▶ What is expected: Search the material for the string "проекта" and copy each line where it occurs.

▶ Data:
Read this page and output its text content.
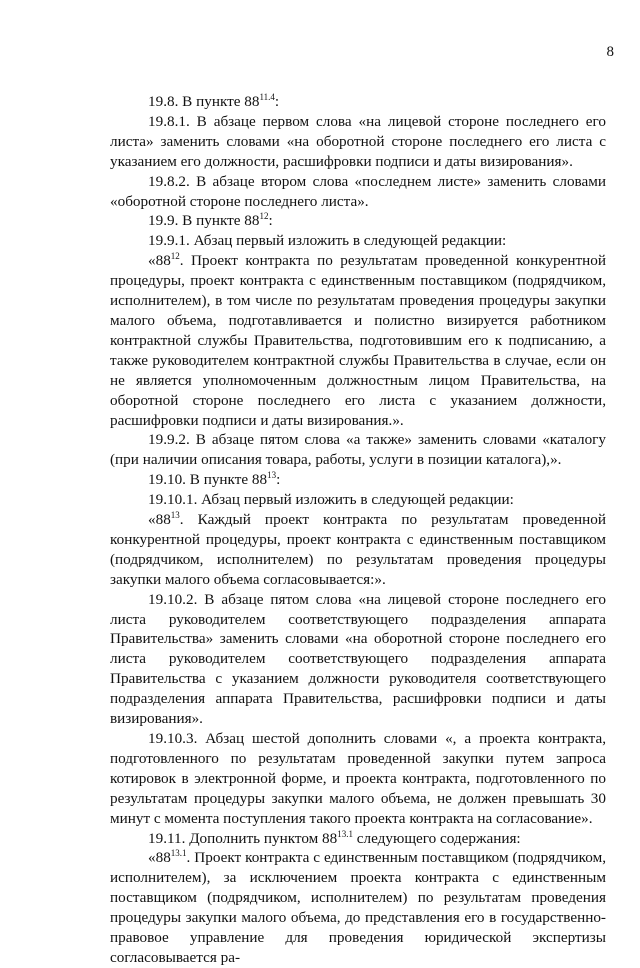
8

19.8. В пункте $88^{11.4}$:

19.8.1. В абзаце первом слова «на лицевой стороне последнего его листа» заменить словами «на оборотной стороне последнего его листа с указанием его должности, расшифровки подписи и даты визирования».

19.8.2. В абзаце втором слова «последнем листе» заменить словами «оборотной стороне последнего листа».

19.9. В пункте $88^{12}$:

19.9.1. Абзац первый изложить в следующей редакции:

«$88^{12}$. Проект контракта по результатам проведенной конкурентной процедуры, проект контракта с единственным поставщиком (подрядчиком, исполнителем), в том числе по результатам проведения процедуры закупки малого объема, подготавливается и полистно визируется работником контрактной службы Правительства, подготовившим его к подписанию, а также руководителем контрактной службы Правительства в случае, если он не является уполномоченным должностным лицом Правительства, на оборотной стороне последнего его листа с указанием должности, расшифровки подписи и даты визирования.».

19.9.2. В абзаце пятом слова «а также» заменить словами «каталогу (при наличии описания товара, работы, услуги в позиции каталога),».

19.10. В пункте $88^{13}$:

19.10.1. Абзац первый изложить в следующей редакции:

«$88^{13}$. Каждый проект контракта по результатам проведенной конкурентной процедуры, проект контракта с единственным поставщиком (подрядчиком, исполнителем) по результатам проведения процедуры закупки малого объема согласовывается:».

19.10.2. В абзаце пятом слова «на лицевой стороне последнего его листа руководителем соответствующего подразделения аппарата Правительства» заменить словами «на оборотной стороне последнего его листа руководителем соответствующего подразделения аппарата Правительства с указанием должности руководителя соответствующего подразделения аппарата Правительства, расшифровки подписи и даты визирования».

19.10.3. Абзац шестой дополнить словами «, а проекта контракта, подготовленного по результатам проведенной закупки путем запроса котировок в электронной форме, и проекта контракта, подготовленного по результатам процедуры закупки малого объема, не должен превышать 30 минут с момента поступления такого проекта контракта на согласование».

19.11. Дополнить пунктом $88^{13.1}$ следующего содержания:

«$88^{13.1}$. Проект контракта с единственным поставщиком (подрядчиком, исполнителем), за исключением проекта контракта с единственным поставщиком (подрядчиком, исполнителем) по результатам проведения процедуры закупки малого объема, до представления его в государственно-правовое управление для проведения юридической экспертизы согласовывается ра-
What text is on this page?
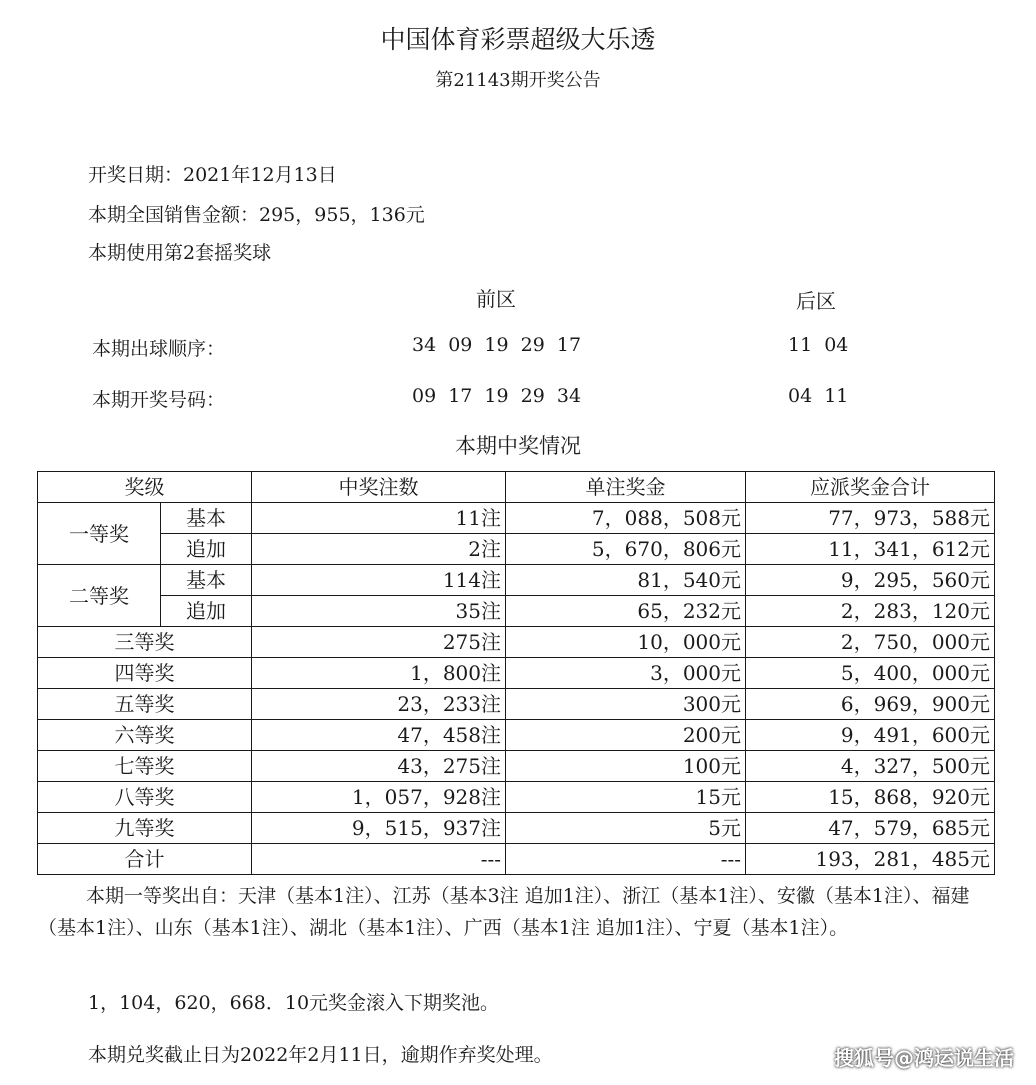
中国体育彩票超级大乐透
第21143期开奖公告
开奖日期：2021年12月13日
本期全国销售金额：295，955，136元
本期使用第2套摇奖球
前区	后区
本期出球顺序：	34 09 19 29 17	11 04
本期开奖号码：	09 17 19 29 34	04 11
本期中奖情况
奖级		中奖注数	单注奖金	应派奖金合计
一等奖	基本	11注	7，088，508元	77，973，588元
	追加	2注	5，670，806元	11，341，612元
二等奖	基本	114注	81，540元	9，295，560元
	追加	35注	65，232元	2，283，120元
三等奖		275注	10，000元	2，750，000元
四等奖		1，800注	3，000元	5，400，000元
五等奖		23，233注	300元	6，969，900元
六等奖		47，458注	200元	9，491，600元
七等奖		43，275注	100元	4，327，500元
八等奖		1，057，928注	15元	15，868，920元
九等奖		9，515，937注	5元	47，579，685元
合计		---	---	193，281，485元
本期一等奖出自：天津（基本1注）、江苏（基本3注 追加1注）、浙江（基本1注）、安徽（基本1注）、福建（基本1注）、山东（基本1注）、湖北（基本1注）、广西（基本1注 追加1注）、宁夏（基本1注）。
1，104，620，668．10元奖金滚入下期奖池。
本期兑奖截止日为2022年2月11日，逾期作弃奖处理。	搜狐号@鸿运说生活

▶ Response below:
19.10.3. Абзац шестой дополнить словами «, а проекта контракта, подготовленного по результатам проведенной закупки путем запроса котировок в электронной форме, и проекта контракта, подготовленного по результатам процедуры закупки малого объема, не должен превышать 30 минут с момента поступления такого проекта контракта на согласование».
«$88^{13.1}$. Проект контракта с единственным поставщиком (подрядчиком, исполнителем), за исключением проекта контракта с единственным поставщиком (подрядчиком, исполнителем) по результатам проведения процедуры закупки малого объема, до представления его в государственно-правовое управление для проведения юридической экспертизы согласовывается ра-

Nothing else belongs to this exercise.